** start Record set **

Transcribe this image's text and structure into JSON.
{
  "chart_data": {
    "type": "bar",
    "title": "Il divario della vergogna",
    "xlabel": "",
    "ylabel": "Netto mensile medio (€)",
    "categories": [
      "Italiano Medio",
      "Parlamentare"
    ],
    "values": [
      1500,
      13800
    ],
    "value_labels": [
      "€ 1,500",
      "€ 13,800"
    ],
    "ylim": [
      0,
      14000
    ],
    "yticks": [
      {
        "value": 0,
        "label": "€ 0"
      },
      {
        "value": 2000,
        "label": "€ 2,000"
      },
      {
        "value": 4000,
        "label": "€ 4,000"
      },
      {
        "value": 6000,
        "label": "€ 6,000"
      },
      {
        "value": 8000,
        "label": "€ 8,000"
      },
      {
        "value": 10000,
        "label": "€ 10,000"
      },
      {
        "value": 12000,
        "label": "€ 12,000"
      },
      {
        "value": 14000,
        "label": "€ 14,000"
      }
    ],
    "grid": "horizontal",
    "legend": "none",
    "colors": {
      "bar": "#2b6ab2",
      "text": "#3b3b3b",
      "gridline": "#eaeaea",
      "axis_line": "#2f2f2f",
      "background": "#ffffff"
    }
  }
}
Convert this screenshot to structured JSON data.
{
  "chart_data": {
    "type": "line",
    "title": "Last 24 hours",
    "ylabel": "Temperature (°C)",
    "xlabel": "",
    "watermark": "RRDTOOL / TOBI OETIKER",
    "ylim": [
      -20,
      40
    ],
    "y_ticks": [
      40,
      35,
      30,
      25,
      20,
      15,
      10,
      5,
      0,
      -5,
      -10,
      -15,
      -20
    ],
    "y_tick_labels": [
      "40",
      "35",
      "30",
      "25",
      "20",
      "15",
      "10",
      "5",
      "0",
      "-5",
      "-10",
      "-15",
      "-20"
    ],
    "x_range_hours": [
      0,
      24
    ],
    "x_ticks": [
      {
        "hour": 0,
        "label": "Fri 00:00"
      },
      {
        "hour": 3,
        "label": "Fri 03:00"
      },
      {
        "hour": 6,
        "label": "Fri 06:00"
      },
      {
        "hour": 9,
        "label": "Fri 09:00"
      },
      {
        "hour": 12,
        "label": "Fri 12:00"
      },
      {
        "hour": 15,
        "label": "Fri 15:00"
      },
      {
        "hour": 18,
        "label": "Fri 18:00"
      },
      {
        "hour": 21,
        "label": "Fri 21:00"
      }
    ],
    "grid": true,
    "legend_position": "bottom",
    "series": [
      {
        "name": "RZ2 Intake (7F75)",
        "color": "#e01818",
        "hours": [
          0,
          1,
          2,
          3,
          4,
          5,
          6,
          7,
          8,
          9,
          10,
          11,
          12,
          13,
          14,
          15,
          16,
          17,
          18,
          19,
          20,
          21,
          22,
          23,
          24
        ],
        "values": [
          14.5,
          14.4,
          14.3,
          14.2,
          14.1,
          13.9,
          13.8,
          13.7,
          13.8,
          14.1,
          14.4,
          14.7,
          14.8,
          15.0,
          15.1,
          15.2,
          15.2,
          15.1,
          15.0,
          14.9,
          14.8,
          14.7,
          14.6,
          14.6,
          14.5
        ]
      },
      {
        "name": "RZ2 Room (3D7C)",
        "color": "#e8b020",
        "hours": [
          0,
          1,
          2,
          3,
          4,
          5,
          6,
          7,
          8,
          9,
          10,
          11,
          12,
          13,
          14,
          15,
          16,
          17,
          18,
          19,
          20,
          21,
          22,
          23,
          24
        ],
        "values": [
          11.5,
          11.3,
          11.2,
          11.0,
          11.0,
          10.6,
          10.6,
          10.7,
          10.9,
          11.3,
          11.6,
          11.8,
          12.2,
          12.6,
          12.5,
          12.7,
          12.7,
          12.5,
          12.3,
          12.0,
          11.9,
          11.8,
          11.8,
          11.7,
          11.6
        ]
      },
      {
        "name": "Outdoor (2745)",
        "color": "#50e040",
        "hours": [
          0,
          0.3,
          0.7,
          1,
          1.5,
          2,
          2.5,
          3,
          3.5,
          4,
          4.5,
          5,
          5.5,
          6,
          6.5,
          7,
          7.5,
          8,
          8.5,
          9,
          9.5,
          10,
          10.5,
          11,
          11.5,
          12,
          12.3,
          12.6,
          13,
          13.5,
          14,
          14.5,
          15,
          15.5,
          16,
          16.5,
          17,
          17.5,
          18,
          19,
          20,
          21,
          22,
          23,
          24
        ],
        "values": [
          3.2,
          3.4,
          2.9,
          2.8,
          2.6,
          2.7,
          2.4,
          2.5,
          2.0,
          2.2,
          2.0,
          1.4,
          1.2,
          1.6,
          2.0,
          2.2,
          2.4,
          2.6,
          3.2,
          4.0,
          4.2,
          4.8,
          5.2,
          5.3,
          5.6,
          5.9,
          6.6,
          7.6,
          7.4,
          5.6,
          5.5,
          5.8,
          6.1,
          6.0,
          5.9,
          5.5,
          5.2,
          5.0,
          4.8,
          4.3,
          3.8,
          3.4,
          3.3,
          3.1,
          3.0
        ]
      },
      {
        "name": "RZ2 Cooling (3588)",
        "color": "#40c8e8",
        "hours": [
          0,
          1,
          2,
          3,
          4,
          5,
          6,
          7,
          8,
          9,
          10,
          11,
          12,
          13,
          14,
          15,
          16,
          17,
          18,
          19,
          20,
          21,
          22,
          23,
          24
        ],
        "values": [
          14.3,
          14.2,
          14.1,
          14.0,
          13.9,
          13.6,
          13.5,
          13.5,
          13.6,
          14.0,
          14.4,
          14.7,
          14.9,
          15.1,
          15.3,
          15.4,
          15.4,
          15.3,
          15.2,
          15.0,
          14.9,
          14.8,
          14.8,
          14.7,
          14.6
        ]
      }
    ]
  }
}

** end Record set **

▸ Task to complete: Look through the entries and find each line that has the string "text". Copy those lines.

▸ Result below:
Transcribe this image's text and structure into JSON.
      "text": "#3b3b3b",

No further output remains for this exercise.